GIVEN EXERCISE:
Take every line from the material that has the word "color" in it.

(Stored dataset items)
----------

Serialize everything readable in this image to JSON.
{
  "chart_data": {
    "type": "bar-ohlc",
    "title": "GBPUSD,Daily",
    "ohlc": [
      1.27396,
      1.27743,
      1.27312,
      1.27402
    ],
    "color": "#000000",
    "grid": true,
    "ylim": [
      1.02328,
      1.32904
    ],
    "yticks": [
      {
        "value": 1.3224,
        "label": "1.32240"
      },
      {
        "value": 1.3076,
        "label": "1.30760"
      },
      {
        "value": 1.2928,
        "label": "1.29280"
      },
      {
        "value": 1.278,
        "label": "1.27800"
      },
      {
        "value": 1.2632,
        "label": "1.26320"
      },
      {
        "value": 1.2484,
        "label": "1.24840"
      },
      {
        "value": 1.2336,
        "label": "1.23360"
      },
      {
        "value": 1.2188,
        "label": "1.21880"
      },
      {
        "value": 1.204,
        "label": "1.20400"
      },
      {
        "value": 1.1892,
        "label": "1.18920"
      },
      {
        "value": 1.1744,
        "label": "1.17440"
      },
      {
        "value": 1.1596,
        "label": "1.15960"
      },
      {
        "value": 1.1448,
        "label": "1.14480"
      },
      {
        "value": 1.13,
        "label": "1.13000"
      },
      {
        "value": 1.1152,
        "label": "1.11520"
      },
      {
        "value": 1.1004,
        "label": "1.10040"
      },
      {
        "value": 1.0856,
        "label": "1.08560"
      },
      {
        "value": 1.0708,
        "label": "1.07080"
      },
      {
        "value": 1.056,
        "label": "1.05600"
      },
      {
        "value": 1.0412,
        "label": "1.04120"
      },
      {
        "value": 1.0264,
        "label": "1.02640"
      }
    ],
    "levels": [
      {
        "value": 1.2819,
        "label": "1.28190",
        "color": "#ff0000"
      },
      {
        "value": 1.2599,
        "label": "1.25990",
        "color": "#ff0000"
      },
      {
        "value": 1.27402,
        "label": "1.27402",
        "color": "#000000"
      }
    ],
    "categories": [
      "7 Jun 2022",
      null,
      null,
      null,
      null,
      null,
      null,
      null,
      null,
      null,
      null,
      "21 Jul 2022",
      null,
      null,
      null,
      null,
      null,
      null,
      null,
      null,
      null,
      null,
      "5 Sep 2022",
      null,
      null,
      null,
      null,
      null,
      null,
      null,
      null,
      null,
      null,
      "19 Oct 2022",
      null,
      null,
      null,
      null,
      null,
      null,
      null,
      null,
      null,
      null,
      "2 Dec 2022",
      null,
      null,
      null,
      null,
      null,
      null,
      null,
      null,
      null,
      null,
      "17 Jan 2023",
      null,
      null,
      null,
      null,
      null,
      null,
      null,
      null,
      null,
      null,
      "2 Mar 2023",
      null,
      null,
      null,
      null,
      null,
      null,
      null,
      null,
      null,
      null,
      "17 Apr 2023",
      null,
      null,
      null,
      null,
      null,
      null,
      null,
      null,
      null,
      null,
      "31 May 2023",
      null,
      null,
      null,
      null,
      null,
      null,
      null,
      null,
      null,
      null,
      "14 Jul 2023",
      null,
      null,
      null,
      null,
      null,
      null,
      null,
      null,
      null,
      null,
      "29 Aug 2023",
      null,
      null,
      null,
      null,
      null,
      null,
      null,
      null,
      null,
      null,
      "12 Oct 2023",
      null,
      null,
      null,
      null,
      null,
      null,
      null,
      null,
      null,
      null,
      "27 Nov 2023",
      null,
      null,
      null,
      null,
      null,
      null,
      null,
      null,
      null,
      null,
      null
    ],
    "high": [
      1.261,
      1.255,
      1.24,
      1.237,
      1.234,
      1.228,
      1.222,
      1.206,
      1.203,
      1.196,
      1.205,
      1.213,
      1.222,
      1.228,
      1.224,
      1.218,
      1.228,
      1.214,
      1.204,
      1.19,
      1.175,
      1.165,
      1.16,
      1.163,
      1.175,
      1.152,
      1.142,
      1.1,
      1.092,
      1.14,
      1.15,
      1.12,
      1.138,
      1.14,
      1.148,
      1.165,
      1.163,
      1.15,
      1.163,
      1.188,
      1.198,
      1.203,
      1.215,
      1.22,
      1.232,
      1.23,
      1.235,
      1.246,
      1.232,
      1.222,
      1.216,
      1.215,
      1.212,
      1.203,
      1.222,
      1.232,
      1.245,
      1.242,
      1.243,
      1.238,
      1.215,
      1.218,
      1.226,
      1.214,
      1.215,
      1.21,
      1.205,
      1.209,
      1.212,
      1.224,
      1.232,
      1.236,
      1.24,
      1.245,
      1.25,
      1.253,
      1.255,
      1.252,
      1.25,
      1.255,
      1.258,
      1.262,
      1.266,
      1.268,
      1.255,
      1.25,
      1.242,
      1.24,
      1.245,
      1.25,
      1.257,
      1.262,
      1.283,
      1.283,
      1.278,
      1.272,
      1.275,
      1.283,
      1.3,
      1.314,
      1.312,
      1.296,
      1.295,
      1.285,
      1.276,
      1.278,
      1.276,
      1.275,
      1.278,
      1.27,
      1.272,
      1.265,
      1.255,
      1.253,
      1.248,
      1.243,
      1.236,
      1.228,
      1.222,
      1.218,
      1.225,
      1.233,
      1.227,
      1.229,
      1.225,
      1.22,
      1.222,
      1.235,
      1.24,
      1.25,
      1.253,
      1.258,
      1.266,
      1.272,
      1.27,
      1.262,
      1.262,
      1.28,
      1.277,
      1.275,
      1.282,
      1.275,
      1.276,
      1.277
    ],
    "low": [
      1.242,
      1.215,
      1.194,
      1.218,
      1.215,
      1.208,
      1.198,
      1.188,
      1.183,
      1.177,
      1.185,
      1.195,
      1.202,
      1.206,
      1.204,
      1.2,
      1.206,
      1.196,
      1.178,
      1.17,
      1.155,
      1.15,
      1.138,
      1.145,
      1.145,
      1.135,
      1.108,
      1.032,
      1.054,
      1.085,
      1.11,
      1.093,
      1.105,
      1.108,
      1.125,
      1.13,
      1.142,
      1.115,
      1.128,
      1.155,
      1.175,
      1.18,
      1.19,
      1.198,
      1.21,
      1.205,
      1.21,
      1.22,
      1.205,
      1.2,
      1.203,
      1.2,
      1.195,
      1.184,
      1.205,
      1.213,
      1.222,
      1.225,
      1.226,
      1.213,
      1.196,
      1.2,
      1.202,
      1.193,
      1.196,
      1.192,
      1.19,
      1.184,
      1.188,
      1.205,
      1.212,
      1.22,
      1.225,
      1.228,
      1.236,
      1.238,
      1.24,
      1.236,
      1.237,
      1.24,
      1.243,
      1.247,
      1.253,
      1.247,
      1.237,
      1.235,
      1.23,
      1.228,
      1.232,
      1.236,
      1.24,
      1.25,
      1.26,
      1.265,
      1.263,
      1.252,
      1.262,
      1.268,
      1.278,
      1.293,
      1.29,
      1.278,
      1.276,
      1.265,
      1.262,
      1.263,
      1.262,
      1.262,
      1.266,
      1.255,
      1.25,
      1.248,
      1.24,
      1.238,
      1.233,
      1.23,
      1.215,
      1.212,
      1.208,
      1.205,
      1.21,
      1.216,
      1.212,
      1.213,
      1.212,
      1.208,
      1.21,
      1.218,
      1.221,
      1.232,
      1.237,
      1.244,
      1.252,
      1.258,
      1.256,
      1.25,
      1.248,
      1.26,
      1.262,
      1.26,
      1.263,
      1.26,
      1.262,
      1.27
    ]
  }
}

----------

WRITTEN SOLUTION:
    "color": "#000000",
        "color": "#ff0000"
        "color": "#ff0000"
        "color": "#000000"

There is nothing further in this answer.